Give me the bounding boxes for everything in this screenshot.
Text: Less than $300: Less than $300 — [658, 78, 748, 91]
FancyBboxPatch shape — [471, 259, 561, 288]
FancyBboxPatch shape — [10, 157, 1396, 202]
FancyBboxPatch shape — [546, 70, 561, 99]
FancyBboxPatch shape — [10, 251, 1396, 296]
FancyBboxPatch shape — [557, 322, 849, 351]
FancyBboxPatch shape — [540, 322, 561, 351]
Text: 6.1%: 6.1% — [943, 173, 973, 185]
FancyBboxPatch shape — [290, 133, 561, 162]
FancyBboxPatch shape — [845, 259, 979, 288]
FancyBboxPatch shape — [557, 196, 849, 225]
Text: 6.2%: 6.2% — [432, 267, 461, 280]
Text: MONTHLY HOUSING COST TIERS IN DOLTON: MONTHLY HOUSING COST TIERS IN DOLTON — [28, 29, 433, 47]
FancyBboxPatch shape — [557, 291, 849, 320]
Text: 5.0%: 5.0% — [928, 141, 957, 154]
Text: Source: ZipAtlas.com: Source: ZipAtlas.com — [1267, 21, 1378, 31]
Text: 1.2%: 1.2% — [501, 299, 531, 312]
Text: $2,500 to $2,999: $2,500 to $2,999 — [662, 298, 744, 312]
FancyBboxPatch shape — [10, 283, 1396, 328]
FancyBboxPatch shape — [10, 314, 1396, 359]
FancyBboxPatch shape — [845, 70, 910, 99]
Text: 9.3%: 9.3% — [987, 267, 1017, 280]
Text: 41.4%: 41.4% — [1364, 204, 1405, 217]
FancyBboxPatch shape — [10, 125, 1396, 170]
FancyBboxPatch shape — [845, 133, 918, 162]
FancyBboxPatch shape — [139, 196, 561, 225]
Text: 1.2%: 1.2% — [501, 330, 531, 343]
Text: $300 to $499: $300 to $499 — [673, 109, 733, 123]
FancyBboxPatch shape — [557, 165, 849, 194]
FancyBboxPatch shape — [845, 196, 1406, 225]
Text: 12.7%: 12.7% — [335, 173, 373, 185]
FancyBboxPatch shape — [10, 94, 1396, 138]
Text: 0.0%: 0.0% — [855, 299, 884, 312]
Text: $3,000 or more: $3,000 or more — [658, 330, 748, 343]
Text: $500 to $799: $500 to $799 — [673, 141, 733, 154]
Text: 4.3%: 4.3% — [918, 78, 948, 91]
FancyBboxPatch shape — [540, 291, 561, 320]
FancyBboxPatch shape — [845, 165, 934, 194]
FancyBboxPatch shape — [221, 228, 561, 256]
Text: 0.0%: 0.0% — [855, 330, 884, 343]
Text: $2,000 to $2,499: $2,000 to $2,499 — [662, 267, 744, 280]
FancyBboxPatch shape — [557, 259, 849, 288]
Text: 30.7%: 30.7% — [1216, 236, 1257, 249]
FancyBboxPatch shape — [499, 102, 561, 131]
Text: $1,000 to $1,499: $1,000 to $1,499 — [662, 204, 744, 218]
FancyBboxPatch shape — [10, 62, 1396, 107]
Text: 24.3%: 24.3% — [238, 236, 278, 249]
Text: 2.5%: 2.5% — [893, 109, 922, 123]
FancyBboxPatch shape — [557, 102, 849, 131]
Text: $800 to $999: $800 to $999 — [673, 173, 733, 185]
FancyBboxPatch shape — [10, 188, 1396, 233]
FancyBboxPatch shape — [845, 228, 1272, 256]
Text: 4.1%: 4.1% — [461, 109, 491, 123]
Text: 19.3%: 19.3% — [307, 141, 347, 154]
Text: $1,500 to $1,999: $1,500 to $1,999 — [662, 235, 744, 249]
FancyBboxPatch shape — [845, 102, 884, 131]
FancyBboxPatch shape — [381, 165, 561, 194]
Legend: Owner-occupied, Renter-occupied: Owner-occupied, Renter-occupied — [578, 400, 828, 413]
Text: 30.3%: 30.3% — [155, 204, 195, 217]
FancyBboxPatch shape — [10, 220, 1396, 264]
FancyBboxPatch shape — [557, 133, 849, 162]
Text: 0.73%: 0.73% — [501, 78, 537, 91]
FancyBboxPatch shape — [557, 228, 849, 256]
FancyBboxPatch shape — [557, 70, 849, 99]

======

= Problem to work on =
Reproduce every line of the records above verbatim, without changing anything.

= The output =
Give me the bounding boxes for everything in this screenshot.
Text: Less than $300: Less than $300 — [658, 78, 748, 91]
FancyBboxPatch shape — [471, 259, 561, 288]
FancyBboxPatch shape — [10, 157, 1396, 202]
FancyBboxPatch shape — [546, 70, 561, 99]
FancyBboxPatch shape — [10, 251, 1396, 296]
FancyBboxPatch shape — [557, 322, 849, 351]
FancyBboxPatch shape — [540, 322, 561, 351]
Text: 6.1%: 6.1% — [943, 173, 973, 185]
FancyBboxPatch shape — [290, 133, 561, 162]
FancyBboxPatch shape — [845, 259, 979, 288]
FancyBboxPatch shape — [557, 196, 849, 225]
Text: 6.2%: 6.2% — [432, 267, 461, 280]
Text: MONTHLY HOUSING COST TIERS IN DOLTON: MONTHLY HOUSING COST TIERS IN DOLTON — [28, 29, 433, 47]
FancyBboxPatch shape — [557, 291, 849, 320]
Text: 5.0%: 5.0% — [928, 141, 957, 154]
Text: Source: ZipAtlas.com: Source: ZipAtlas.com — [1267, 21, 1378, 31]
Text: 1.2%: 1.2% — [501, 299, 531, 312]
Text: $2,500 to $2,999: $2,500 to $2,999 — [662, 298, 744, 312]
FancyBboxPatch shape — [10, 283, 1396, 328]
FancyBboxPatch shape — [10, 314, 1396, 359]
FancyBboxPatch shape — [845, 70, 910, 99]
Text: 9.3%: 9.3% — [987, 267, 1017, 280]
Text: 41.4%: 41.4% — [1364, 204, 1405, 217]
FancyBboxPatch shape — [10, 125, 1396, 170]
FancyBboxPatch shape — [845, 133, 918, 162]
FancyBboxPatch shape — [139, 196, 561, 225]
Text: 1.2%: 1.2% — [501, 330, 531, 343]
Text: $300 to $499: $300 to $499 — [673, 109, 733, 123]
FancyBboxPatch shape — [557, 165, 849, 194]
FancyBboxPatch shape — [845, 196, 1406, 225]
Text: 12.7%: 12.7% — [335, 173, 373, 185]
FancyBboxPatch shape — [10, 94, 1396, 138]
Text: 0.0%: 0.0% — [855, 299, 884, 312]
Text: $3,000 or more: $3,000 or more — [658, 330, 748, 343]
Text: $500 to $799: $500 to $799 — [673, 141, 733, 154]
Text: 4.3%: 4.3% — [918, 78, 948, 91]
FancyBboxPatch shape — [540, 291, 561, 320]
FancyBboxPatch shape — [845, 165, 934, 194]
FancyBboxPatch shape — [221, 228, 561, 256]
Text: 0.0%: 0.0% — [855, 330, 884, 343]
Text: $2,000 to $2,499: $2,000 to $2,499 — [662, 267, 744, 280]
FancyBboxPatch shape — [557, 259, 849, 288]
Text: 30.7%: 30.7% — [1216, 236, 1257, 249]
FancyBboxPatch shape — [499, 102, 561, 131]
Text: $1,000 to $1,499: $1,000 to $1,499 — [662, 204, 744, 218]
FancyBboxPatch shape — [10, 62, 1396, 107]
Text: 24.3%: 24.3% — [238, 236, 278, 249]
Text: 2.5%: 2.5% — [893, 109, 922, 123]
FancyBboxPatch shape — [557, 102, 849, 131]
Text: $800 to $999: $800 to $999 — [673, 173, 733, 185]
FancyBboxPatch shape — [10, 188, 1396, 233]
FancyBboxPatch shape — [845, 228, 1272, 256]
Text: 4.1%: 4.1% — [461, 109, 491, 123]
Text: 19.3%: 19.3% — [307, 141, 347, 154]
Text: $1,500 to $1,999: $1,500 to $1,999 — [662, 235, 744, 249]
FancyBboxPatch shape — [845, 102, 884, 131]
FancyBboxPatch shape — [381, 165, 561, 194]
Legend: Owner-occupied, Renter-occupied: Owner-occupied, Renter-occupied — [578, 400, 828, 413]
Text: 30.3%: 30.3% — [155, 204, 195, 217]
FancyBboxPatch shape — [10, 220, 1396, 264]
FancyBboxPatch shape — [557, 133, 849, 162]
Text: 0.73%: 0.73% — [501, 78, 537, 91]
FancyBboxPatch shape — [557, 228, 849, 256]
FancyBboxPatch shape — [557, 70, 849, 99]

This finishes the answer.